CONSEGNA: Riscrivi il tratto del testo sull'iniziativa contro il dumping che va da "Essa è stata dichiarata" fino a "Parlamento è recidivo.", sostituendo "8 marzo" con "15 marzo".

BRANO DA LEGGERE:
────────

Difesa dei diritti di chi lavora e lotta al dumping, comincia la campagna

Come ci si poteva aspettare, la maggioranza del Gran Consiglio ha respinto l’iniziativa popolare presentata quasi 6 anni fa dall’MPS. Ora la parola passa agli elettori e alle elettrici che saranno chiamati/e a pronunciarsi verosimilmente il prossimo 8 marzo. Da oggi comincia la nostra campagna a sostegno dell’iniziativa. Dobbiamo e possiamo vincere.
Qui di seguito l’intervento pronunciato nel corso della seduta di martedì 18 novembre in Gran Consiglio che illustra i contenuti e le ragioni dell’iniziativa. (Red)

Un primo aspetto sul quale è necessario soffermarsi riguarda l’origine dell’iniziativa, nonché tempi e modi con i quali essa è stata trattata.
Essa è stata dichiarata valida il 31 gennaio 2020. Se andremo a votare il prossimo 8 marzo saranno passati più di 6 anni. Una bella dimostrazione di quanto le richieste popolari (un’iniziativa è questo) contino agli occhi di questo parlamento!
Sul tema del dumping poi, il Parlamento è recidivo.
Infatti già nel 2011 avevamo lanciato una iniziativa simile. Anche questa aveva dovuto attendere 5 anni per essere sottoposta a votazione popolare; per sconfiggerla si ricorse alla presentazione di un controprogetto, alla fine approvato di poco (il 55%) che riuscì nel suo unico obiettivo: far cadere l’iniziativa (che ottenne comunque il 46% dei voti).

────────

MATERIALE FORNITO:
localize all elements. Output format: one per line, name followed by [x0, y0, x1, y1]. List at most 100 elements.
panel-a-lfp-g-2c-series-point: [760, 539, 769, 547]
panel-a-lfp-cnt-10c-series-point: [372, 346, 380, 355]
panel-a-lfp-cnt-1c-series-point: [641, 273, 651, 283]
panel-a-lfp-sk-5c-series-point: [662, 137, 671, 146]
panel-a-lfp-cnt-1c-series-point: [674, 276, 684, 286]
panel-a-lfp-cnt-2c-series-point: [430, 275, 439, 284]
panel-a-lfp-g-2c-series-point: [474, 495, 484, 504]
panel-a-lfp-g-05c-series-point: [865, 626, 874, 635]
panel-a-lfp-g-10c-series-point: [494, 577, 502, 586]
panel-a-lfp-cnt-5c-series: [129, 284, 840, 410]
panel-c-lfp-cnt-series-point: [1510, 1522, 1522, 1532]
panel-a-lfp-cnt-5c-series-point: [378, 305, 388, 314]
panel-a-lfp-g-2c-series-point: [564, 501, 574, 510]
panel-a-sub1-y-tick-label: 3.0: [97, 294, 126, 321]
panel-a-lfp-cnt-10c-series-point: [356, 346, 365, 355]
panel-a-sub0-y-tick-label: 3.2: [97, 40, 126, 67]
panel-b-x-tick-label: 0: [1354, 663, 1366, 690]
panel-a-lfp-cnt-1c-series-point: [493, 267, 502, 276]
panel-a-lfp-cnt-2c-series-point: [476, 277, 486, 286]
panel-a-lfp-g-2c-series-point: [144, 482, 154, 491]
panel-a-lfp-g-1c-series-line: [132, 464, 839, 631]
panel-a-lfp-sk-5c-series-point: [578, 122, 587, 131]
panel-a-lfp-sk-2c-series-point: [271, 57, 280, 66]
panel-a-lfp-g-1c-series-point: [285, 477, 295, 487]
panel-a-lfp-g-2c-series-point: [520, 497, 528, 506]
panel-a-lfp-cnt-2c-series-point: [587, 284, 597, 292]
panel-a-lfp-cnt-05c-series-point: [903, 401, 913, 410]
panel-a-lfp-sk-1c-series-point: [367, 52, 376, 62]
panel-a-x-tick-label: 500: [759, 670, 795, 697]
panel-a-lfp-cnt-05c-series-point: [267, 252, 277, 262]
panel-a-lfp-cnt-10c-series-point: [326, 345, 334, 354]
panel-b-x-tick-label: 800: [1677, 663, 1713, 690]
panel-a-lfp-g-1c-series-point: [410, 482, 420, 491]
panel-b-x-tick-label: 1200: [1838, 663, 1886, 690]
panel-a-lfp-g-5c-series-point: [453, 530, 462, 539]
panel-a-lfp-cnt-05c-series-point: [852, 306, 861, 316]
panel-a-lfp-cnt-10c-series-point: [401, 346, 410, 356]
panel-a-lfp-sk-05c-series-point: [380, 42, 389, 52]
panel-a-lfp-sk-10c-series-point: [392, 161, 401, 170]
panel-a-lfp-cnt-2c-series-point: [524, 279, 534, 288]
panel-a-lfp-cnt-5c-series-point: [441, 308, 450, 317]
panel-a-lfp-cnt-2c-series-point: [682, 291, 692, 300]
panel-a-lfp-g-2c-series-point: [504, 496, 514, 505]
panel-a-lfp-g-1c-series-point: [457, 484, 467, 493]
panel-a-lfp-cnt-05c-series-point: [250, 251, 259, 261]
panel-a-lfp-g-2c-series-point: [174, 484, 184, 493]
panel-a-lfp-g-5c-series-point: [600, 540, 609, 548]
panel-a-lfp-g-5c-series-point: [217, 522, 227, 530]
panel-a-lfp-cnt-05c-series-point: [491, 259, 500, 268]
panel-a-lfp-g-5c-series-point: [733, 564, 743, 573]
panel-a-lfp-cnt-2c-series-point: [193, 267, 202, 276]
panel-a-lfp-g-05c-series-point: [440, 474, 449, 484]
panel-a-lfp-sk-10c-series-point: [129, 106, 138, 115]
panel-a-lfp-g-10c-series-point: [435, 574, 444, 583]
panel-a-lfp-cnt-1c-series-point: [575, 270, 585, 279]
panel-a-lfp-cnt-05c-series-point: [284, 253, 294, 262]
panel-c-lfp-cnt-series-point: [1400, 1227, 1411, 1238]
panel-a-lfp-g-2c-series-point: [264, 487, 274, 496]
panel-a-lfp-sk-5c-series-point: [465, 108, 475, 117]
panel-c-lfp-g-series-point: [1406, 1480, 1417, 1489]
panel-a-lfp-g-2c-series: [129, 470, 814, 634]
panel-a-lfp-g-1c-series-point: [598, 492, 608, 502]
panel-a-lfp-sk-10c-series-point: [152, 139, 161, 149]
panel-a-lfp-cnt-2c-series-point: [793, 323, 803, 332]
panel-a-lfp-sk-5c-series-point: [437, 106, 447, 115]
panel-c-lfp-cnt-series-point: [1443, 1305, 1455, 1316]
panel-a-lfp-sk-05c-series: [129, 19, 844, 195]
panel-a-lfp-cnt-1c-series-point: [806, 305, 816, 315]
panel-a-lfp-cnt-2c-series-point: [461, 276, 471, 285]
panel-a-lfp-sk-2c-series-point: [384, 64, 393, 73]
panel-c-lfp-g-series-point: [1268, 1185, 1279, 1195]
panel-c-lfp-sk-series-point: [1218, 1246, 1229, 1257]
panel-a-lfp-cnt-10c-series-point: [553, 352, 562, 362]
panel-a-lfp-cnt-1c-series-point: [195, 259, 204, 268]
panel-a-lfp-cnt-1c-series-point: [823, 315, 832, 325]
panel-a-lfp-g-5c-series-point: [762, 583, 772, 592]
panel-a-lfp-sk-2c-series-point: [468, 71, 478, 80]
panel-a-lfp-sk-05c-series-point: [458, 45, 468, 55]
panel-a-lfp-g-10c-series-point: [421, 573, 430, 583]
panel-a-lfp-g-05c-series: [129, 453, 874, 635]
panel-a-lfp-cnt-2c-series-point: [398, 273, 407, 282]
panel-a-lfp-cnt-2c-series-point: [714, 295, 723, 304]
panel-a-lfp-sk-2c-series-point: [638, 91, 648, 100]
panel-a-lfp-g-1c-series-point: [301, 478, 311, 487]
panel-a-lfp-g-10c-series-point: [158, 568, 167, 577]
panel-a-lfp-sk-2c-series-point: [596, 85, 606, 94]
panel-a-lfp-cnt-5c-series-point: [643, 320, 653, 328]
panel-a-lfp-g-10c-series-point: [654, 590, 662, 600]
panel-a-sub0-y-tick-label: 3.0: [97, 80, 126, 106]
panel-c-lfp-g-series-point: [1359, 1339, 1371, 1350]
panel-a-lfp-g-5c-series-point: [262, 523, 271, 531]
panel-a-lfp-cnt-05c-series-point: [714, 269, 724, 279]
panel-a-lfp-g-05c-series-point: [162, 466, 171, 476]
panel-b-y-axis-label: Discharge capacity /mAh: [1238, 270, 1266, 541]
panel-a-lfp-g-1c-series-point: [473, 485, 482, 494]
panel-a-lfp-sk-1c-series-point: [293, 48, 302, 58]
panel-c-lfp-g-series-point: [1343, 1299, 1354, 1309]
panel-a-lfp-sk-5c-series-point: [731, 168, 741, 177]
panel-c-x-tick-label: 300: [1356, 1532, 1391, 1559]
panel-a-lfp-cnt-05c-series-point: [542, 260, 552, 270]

────────

SOLUZIONE:
Essa è stata dichiarata valida il 31 gennaio 2020. Se andremo a votare il prossimo 15 marzo saranno passati più di 6 anni. Una bella dimostrazione di quanto le richieste popolari (un’iniziativa è questo) contino agli occhi di questo parlamento!
Sul tema del dumping poi, il Parlamento è recidivo.